--- start of EXERCISE MATERIALS ---
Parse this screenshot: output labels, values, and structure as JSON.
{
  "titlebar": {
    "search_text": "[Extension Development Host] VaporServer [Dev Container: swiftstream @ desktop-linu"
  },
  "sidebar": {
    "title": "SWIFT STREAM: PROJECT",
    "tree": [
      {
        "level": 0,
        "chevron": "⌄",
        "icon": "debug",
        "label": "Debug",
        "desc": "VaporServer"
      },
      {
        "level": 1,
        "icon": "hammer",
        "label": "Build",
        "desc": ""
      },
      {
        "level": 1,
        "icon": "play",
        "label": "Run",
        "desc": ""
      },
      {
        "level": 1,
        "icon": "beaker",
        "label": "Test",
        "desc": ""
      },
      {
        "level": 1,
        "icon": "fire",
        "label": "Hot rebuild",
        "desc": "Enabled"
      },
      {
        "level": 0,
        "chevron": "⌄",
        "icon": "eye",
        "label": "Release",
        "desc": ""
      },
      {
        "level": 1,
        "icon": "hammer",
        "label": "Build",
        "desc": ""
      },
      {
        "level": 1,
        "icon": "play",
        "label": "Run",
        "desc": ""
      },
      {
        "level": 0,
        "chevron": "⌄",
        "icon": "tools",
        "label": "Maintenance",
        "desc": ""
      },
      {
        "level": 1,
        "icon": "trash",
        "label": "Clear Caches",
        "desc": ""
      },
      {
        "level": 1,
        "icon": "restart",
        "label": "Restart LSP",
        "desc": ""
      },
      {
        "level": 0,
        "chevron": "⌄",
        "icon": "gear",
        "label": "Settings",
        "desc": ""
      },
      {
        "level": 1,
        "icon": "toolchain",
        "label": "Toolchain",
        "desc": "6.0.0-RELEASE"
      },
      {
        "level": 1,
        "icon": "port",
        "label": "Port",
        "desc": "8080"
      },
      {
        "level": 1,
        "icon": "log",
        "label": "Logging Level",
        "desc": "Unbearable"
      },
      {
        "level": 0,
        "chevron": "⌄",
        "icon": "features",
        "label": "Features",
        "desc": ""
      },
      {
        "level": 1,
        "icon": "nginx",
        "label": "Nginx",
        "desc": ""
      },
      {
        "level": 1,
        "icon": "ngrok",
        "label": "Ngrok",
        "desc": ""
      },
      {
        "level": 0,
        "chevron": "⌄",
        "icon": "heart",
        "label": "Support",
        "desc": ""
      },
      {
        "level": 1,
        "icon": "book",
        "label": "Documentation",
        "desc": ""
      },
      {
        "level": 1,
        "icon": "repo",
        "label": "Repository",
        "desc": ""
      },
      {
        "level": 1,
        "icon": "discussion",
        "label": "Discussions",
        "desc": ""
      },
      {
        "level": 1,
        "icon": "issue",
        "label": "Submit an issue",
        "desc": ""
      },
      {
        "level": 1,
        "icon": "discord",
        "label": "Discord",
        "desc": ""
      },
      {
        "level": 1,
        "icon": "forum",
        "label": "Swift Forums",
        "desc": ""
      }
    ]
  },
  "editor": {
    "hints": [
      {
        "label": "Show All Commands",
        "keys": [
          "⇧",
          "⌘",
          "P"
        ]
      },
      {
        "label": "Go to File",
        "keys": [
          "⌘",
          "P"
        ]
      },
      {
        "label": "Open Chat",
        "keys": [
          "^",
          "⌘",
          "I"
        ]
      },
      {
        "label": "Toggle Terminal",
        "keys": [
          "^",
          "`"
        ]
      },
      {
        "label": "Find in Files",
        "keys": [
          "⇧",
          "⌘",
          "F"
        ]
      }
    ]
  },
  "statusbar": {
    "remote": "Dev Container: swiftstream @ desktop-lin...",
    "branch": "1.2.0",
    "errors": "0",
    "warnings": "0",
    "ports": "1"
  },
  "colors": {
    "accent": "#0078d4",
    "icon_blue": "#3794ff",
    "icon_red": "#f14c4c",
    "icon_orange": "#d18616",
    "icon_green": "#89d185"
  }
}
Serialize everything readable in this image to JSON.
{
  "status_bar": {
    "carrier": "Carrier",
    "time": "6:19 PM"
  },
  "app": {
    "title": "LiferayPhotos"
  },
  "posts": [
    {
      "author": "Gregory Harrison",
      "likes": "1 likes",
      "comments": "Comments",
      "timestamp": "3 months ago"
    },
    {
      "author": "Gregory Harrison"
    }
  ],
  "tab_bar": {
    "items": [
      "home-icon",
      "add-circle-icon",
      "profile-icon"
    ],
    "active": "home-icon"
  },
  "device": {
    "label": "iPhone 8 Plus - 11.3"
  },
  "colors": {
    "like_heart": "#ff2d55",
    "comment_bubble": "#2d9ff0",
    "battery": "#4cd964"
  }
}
--- end of EXERCISE MATERIALS ---
** EXERCISE DETAILS **
Copy the records above exactly.

** COMPLETE ANSWER **
Parse this screenshot: output labels, values, and structure as JSON.
{
  "titlebar": {
    "search_text": "[Extension Development Host] VaporServer [Dev Container: swiftstream @ desktop-linu"
  },
  "sidebar": {
    "title": "SWIFT STREAM: PROJECT",
    "tree": [
      {
        "level": 0,
        "chevron": "⌄",
        "icon": "debug",
        "label": "Debug",
        "desc": "VaporServer"
      },
      {
        "level": 1,
        "icon": "hammer",
        "label": "Build",
        "desc": ""
      },
      {
        "level": 1,
        "icon": "play",
        "label": "Run",
        "desc": ""
      },
      {
        "level": 1,
        "icon": "beaker",
        "label": "Test",
        "desc": ""
      },
      {
        "level": 1,
        "icon": "fire",
        "label": "Hot rebuild",
        "desc": "Enabled"
      },
      {
        "level": 0,
        "chevron": "⌄",
        "icon": "eye",
        "label": "Release",
        "desc": ""
      },
      {
        "level": 1,
        "icon": "hammer",
        "label": "Build",
        "desc": ""
      },
      {
        "level": 1,
        "icon": "play",
        "label": "Run",
        "desc": ""
      },
      {
        "level": 0,
        "chevron": "⌄",
        "icon": "tools",
        "label": "Maintenance",
        "desc": ""
      },
      {
        "level": 1,
        "icon": "trash",
        "label": "Clear Caches",
        "desc": ""
      },
      {
        "level": 1,
        "icon": "restart",
        "label": "Restart LSP",
        "desc": ""
      },
      {
        "level": 0,
        "chevron": "⌄",
        "icon": "gear",
        "label": "Settings",
        "desc": ""
      },
      {
        "level": 1,
        "icon": "toolchain",
        "label": "Toolchain",
        "desc": "6.0.0-RELEASE"
      },
      {
        "level": 1,
        "icon": "port",
        "label": "Port",
        "desc": "8080"
      },
      {
        "level": 1,
        "icon": "log",
        "label": "Logging Level",
        "desc": "Unbearable"
      },
      {
        "level": 0,
        "chevron": "⌄",
        "icon": "features",
        "label": "Features",
        "desc": ""
      },
      {
        "level": 1,
        "icon": "nginx",
        "label": "Nginx",
        "desc": ""
      },
      {
        "level": 1,
        "icon": "ngrok",
        "label": "Ngrok",
        "desc": ""
      },
      {
        "level": 0,
        "chevron": "⌄",
        "icon": "heart",
        "label": "Support",
        "desc": ""
      },
      {
        "level": 1,
        "icon": "book",
        "label": "Documentation",
        "desc": ""
      },
      {
        "level": 1,
        "icon": "repo",
        "label": "Repository",
        "desc": ""
      },
      {
        "level": 1,
        "icon": "discussion",
        "label": "Discussions",
        "desc": ""
      },
      {
        "level": 1,
        "icon": "issue",
        "label": "Submit an issue",
        "desc": ""
      },
      {
        "level": 1,
        "icon": "discord",
        "label": "Discord",
        "desc": ""
      },
      {
        "level": 1,
        "icon": "forum",
        "label": "Swift Forums",
        "desc": ""
      }
    ]
  },
  "editor": {
    "hints": [
      {
        "label": "Show All Commands",
        "keys": [
          "⇧",
          "⌘",
          "P"
        ]
      },
      {
        "label": "Go to File",
        "keys": [
          "⌘",
          "P"
        ]
      },
      {
        "label": "Open Chat",
        "keys": [
          "^",
          "⌘",
          "I"
        ]
      },
      {
        "label": "Toggle Terminal",
        "keys": [
          "^",
          "`"
        ]
      },
      {
        "label": "Find in Files",
        "keys": [
          "⇧",
          "⌘",
          "F"
        ]
      }
    ]
  },
  "statusbar": {
    "remote": "Dev Container: swiftstream @ desktop-lin...",
    "branch": "1.2.0",
    "errors": "0",
    "warnings": "0",
    "ports": "1"
  },
  "colors": {
    "accent": "#0078d4",
    "icon_blue": "#3794ff",
    "icon_red": "#f14c4c",
    "icon_orange": "#d18616",
    "icon_green": "#89d185"
  }
}
Serialize everything readable in this image to JSON.
{
  "status_bar": {
    "carrier": "Carrier",
    "time": "6:19 PM"
  },
  "app": {
    "title": "LiferayPhotos"
  },
  "posts": [
    {
      "author": "Gregory Harrison",
      "likes": "1 likes",
      "comments": "Comments",
      "timestamp": "3 months ago"
    },
    {
      "author": "Gregory Harrison"
    }
  ],
  "tab_bar": {
    "items": [
      "home-icon",
      "add-circle-icon",
      "profile-icon"
    ],
    "active": "home-icon"
  },
  "device": {
    "label": "iPhone 8 Plus - 11.3"
  },
  "colors": {
    "like_heart": "#ff2d55",
    "comment_bubble": "#2d9ff0",
    "battery": "#4cd964"
  }
}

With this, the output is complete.